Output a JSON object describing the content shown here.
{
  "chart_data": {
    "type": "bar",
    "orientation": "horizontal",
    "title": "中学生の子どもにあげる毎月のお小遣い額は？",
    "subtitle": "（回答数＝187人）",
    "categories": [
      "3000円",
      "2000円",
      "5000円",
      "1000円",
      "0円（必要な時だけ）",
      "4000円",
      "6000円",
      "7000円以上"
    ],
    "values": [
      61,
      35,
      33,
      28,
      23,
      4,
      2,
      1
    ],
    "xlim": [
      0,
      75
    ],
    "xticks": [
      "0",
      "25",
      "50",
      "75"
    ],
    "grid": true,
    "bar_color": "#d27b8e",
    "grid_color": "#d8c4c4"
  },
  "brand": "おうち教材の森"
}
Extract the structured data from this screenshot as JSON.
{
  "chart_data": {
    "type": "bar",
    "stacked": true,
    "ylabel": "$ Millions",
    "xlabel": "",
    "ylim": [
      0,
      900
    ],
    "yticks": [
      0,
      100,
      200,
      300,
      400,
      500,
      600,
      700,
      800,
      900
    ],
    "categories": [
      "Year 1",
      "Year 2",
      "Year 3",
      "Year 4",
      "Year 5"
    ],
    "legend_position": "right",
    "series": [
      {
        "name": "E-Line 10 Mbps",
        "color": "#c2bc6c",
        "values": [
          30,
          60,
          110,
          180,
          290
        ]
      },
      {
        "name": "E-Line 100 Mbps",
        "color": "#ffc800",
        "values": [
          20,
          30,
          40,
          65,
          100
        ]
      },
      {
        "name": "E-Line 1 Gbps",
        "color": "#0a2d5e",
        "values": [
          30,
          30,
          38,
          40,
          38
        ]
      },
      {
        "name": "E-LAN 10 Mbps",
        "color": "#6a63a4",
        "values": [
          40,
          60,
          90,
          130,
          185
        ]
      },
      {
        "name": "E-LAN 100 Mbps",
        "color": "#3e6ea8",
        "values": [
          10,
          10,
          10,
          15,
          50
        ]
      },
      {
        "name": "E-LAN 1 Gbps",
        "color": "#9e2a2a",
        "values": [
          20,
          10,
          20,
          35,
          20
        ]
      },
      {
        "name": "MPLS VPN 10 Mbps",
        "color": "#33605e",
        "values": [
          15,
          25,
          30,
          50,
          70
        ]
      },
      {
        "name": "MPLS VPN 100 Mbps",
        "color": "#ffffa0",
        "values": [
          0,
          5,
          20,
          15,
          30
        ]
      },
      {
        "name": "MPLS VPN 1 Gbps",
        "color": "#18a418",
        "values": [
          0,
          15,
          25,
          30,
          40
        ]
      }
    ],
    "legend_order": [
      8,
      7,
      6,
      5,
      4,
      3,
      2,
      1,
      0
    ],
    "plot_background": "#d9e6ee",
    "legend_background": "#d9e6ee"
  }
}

### To do
Using the data above, return each line exactly as written.

### Exercise solution
Output a JSON object describing the content shown here.
{
  "chart_data": {
    "type": "bar",
    "orientation": "horizontal",
    "title": "中学生の子どもにあげる毎月のお小遣い額は？",
    "subtitle": "（回答数＝187人）",
    "categories": [
      "3000円",
      "2000円",
      "5000円",
      "1000円",
      "0円（必要な時だけ）",
      "4000円",
      "6000円",
      "7000円以上"
    ],
    "values": [
      61,
      35,
      33,
      28,
      23,
      4,
      2,
      1
    ],
    "xlim": [
      0,
      75
    ],
    "xticks": [
      "0",
      "25",
      "50",
      "75"
    ],
    "grid": true,
    "bar_color": "#d27b8e",
    "grid_color": "#d8c4c4"
  },
  "brand": "おうち教材の森"
}
Extract the structured data from this screenshot as JSON.
{
  "chart_data": {
    "type": "bar",
    "stacked": true,
    "ylabel": "$ Millions",
    "xlabel": "",
    "ylim": [
      0,
      900
    ],
    "yticks": [
      0,
      100,
      200,
      300,
      400,
      500,
      600,
      700,
      800,
      900
    ],
    "categories": [
      "Year 1",
      "Year 2",
      "Year 3",
      "Year 4",
      "Year 5"
    ],
    "legend_position": "right",
    "series": [
      {
        "name": "E-Line 10 Mbps",
        "color": "#c2bc6c",
        "values": [
          30,
          60,
          110,
          180,
          290
        ]
      },
      {
        "name": "E-Line 100 Mbps",
        "color": "#ffc800",
        "values": [
          20,
          30,
          40,
          65,
          100
        ]
      },
      {
        "name": "E-Line 1 Gbps",
        "color": "#0a2d5e",
        "values": [
          30,
          30,
          38,
          40,
          38
        ]
      },
      {
        "name": "E-LAN 10 Mbps",
        "color": "#6a63a4",
        "values": [
          40,
          60,
          90,
          130,
          185
        ]
      },
      {
        "name": "E-LAN 100 Mbps",
        "color": "#3e6ea8",
        "values": [
          10,
          10,
          10,
          15,
          50
        ]
      },
      {
        "name": "E-LAN 1 Gbps",
        "color": "#9e2a2a",
        "values": [
          20,
          10,
          20,
          35,
          20
        ]
      },
      {
        "name": "MPLS VPN 10 Mbps",
        "color": "#33605e",
        "values": [
          15,
          25,
          30,
          50,
          70
        ]
      },
      {
        "name": "MPLS VPN 100 Mbps",
        "color": "#ffffa0",
        "values": [
          0,
          5,
          20,
          15,
          30
        ]
      },
      {
        "name": "MPLS VPN 1 Gbps",
        "color": "#18a418",
        "values": [
          0,
          15,
          25,
          30,
          40
        ]
      }
    ],
    "legend_order": [
      8,
      7,
      6,
      5,
      4,
      3,
      2,
      1,
      0
    ],
    "plot_background": "#d9e6ee",
    "legend_background": "#d9e6ee"
  }
}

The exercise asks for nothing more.